Using the listing below, report all lines holding the word "United".
-- START Provided material --
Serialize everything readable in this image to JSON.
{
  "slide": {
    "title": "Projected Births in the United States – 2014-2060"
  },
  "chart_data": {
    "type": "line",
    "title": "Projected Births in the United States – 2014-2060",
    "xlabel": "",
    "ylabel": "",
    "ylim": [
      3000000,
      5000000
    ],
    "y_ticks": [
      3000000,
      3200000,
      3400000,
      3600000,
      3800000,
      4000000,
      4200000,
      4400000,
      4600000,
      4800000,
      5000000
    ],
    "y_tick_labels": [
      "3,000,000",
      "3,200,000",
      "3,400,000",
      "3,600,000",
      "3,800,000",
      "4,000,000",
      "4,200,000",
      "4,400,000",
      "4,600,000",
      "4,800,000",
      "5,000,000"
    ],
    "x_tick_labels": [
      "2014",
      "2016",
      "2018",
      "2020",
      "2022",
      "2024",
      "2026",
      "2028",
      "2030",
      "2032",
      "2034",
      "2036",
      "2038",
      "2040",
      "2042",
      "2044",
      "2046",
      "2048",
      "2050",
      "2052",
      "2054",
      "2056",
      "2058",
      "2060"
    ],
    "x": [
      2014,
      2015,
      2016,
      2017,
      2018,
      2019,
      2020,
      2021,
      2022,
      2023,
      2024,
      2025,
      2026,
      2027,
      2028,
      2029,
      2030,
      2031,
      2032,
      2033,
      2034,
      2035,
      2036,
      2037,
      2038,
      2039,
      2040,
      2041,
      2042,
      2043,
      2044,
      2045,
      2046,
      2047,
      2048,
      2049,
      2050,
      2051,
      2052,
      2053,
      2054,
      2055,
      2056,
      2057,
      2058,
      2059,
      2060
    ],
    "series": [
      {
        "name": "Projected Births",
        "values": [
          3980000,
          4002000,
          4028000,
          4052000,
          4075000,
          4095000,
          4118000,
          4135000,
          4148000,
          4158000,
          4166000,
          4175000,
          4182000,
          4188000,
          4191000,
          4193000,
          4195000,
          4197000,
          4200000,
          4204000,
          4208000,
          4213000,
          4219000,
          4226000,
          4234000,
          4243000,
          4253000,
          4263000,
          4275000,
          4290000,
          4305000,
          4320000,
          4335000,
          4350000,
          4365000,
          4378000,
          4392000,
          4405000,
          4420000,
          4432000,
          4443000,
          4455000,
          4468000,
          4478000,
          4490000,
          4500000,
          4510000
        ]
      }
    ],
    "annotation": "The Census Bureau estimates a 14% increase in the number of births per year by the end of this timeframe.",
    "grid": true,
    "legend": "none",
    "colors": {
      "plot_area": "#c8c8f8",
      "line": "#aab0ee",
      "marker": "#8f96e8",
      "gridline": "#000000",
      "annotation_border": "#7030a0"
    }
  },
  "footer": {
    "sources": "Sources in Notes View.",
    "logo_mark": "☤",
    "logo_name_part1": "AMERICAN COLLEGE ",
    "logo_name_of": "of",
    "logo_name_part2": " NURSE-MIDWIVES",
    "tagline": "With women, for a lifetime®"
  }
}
-- END Provided material --
» **Correct answer**:
    "title": "Projected Births in the United States – 2014-2060"
    "title": "Projected Births in the United States – 2014-2060",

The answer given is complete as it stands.